* [What to produce]: Output each entry that follows exactly. Images stay out.

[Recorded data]
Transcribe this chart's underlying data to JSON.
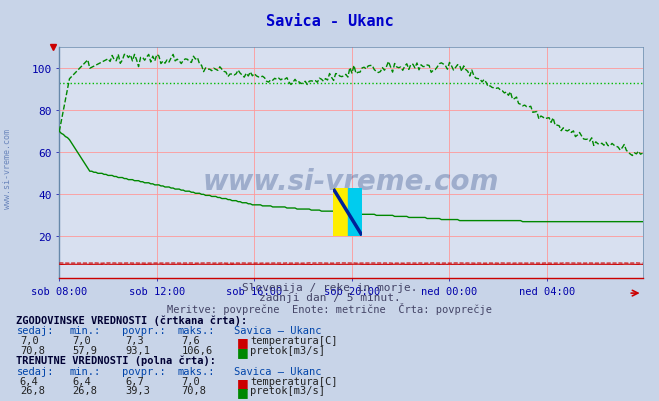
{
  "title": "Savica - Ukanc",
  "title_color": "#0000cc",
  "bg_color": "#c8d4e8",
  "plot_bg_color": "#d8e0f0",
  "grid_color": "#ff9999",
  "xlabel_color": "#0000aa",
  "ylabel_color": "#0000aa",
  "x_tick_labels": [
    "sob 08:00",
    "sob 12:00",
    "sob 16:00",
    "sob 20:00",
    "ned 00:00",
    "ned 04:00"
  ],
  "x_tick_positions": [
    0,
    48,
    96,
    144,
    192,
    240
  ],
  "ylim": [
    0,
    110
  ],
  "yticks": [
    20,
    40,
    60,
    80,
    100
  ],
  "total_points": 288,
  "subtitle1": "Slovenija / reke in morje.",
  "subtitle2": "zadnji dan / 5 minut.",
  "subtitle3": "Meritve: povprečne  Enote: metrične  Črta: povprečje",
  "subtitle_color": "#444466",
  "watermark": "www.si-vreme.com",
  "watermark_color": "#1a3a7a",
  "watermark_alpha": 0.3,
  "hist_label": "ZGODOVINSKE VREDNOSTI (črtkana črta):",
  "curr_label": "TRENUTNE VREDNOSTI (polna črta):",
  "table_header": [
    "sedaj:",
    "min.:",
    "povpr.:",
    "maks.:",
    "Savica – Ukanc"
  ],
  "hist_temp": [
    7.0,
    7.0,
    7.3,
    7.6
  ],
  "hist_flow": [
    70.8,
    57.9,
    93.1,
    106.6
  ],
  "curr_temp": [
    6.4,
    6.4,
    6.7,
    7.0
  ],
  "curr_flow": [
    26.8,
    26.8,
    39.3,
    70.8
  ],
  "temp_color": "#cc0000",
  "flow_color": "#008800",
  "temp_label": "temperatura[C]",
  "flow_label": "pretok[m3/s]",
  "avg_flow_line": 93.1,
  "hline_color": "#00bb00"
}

* [Response to this task]:
Transcribe this chart's underlying data to JSON.
{
  "title": "Savica - Ukanc",
  "title_color": "#0000cc",
  "bg_color": "#c8d4e8",
  "plot_bg_color": "#d8e0f0",
  "grid_color": "#ff9999",
  "xlabel_color": "#0000aa",
  "ylabel_color": "#0000aa",
  "x_tick_labels": [
    "sob 08:00",
    "sob 12:00",
    "sob 16:00",
    "sob 20:00",
    "ned 00:00",
    "ned 04:00"
  ],
  "x_tick_positions": [
    0,
    48,
    96,
    144,
    192,
    240
  ],
  "ylim": [
    0,
    110
  ],
  "yticks": [
    20,
    40,
    60,
    80,
    100
  ],
  "total_points": 288,
  "subtitle1": "Slovenija / reke in morje.",
  "subtitle2": "zadnji dan / 5 minut.",
  "subtitle3": "Meritve: povprečne  Enote: metrične  Črta: povprečje",
  "subtitle_color": "#444466",
  "watermark": "www.si-vreme.com",
  "watermark_color": "#1a3a7a",
  "watermark_alpha": 0.3,
  "hist_label": "ZGODOVINSKE VREDNOSTI (črtkana črta):",
  "curr_label": "TRENUTNE VREDNOSTI (polna črta):",
  "table_header": [
    "sedaj:",
    "min.:",
    "povpr.:",
    "maks.:",
    "Savica – Ukanc"
  ],
  "hist_temp": [
    7.0,
    7.0,
    7.3,
    7.6
  ],
  "hist_flow": [
    70.8,
    57.9,
    93.1,
    106.6
  ],
  "curr_temp": [
    6.4,
    6.4,
    6.7,
    7.0
  ],
  "curr_flow": [
    26.8,
    26.8,
    39.3,
    70.8
  ],
  "temp_color": "#cc0000",
  "flow_color": "#008800",
  "temp_label": "temperatura[C]",
  "flow_label": "pretok[m3/s]",
  "avg_flow_line": 93.1,
  "hline_color": "#00bb00"
}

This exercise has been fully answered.